Your answer should be one number: the count of lines in these entries that hold the word "document".
■ ■ ■
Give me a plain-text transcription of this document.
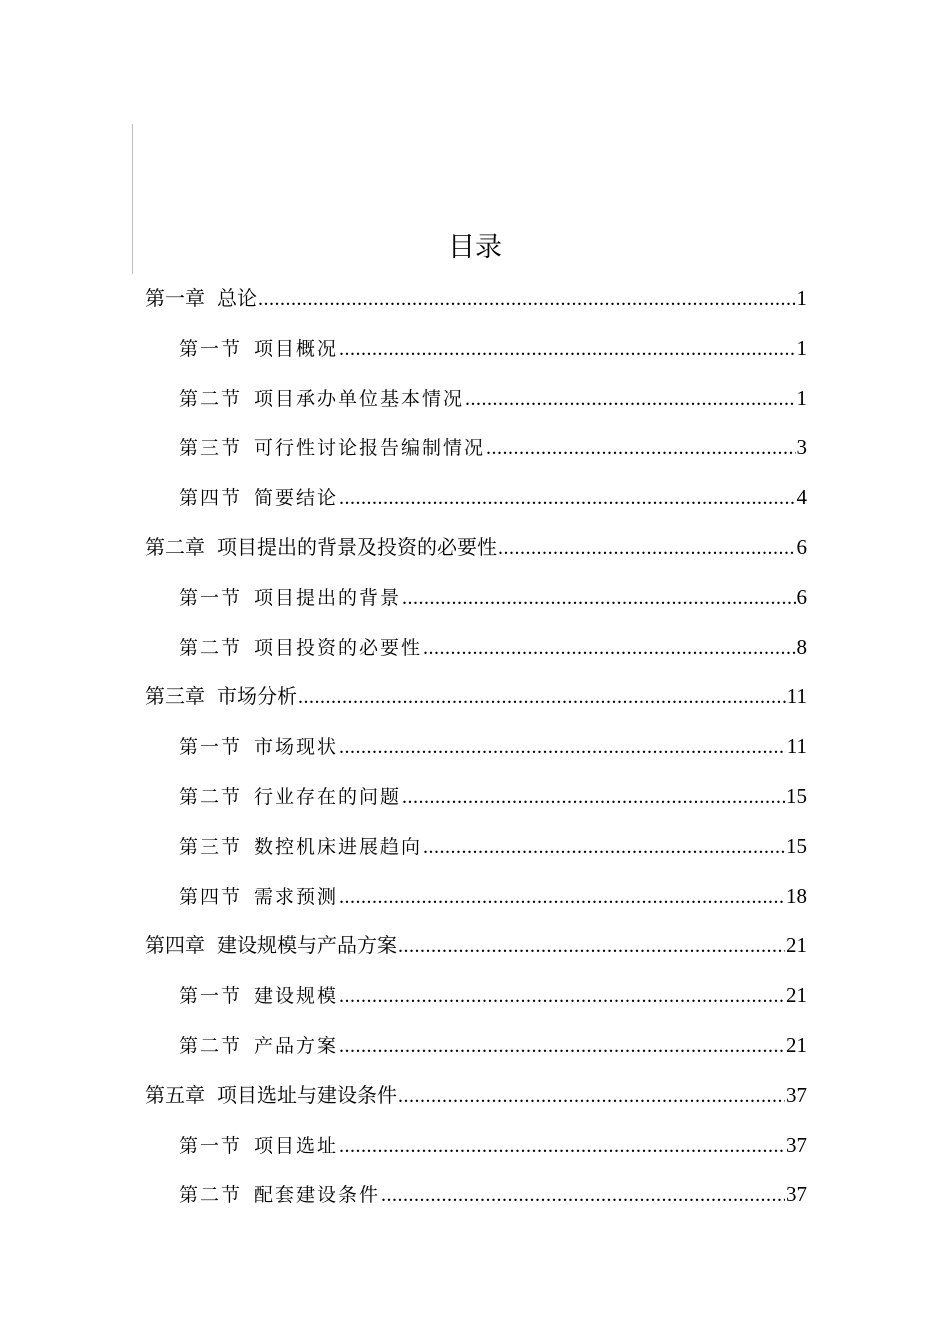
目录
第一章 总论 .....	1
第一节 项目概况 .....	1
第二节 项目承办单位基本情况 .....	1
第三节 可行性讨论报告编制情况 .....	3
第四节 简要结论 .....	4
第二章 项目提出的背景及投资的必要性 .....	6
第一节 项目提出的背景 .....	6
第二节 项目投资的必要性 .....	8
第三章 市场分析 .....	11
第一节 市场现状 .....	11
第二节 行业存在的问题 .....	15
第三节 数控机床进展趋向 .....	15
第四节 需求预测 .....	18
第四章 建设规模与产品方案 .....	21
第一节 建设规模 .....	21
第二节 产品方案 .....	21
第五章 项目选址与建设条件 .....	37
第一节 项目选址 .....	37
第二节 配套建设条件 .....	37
■ ■ ■
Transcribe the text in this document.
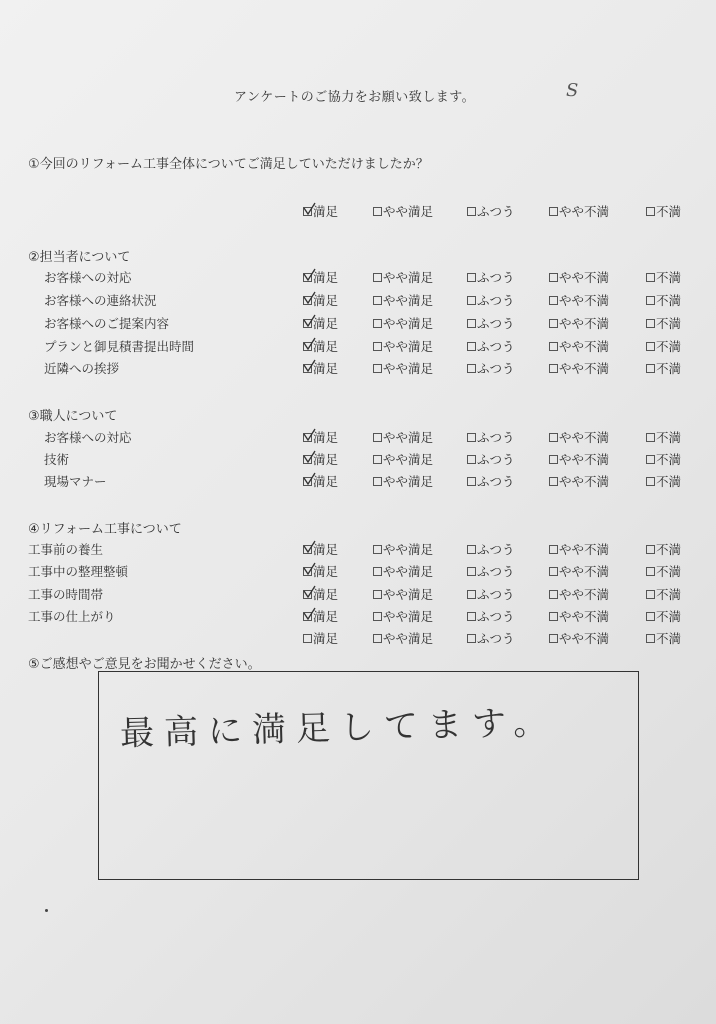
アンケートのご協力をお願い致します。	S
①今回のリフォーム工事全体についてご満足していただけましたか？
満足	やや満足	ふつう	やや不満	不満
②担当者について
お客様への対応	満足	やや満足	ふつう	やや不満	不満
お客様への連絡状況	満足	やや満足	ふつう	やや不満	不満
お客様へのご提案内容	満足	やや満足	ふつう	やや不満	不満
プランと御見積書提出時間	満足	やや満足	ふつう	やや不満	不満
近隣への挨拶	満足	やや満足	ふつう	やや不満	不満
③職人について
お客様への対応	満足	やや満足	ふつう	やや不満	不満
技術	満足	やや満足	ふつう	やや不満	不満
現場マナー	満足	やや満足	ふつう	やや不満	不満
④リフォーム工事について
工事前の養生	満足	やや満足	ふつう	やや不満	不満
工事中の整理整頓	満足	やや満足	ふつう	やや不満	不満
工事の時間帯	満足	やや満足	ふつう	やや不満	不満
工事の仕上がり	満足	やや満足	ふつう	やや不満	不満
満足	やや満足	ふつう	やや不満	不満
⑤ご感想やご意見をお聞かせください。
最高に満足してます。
■ ■ ■
- _ANSWER BELOW_
2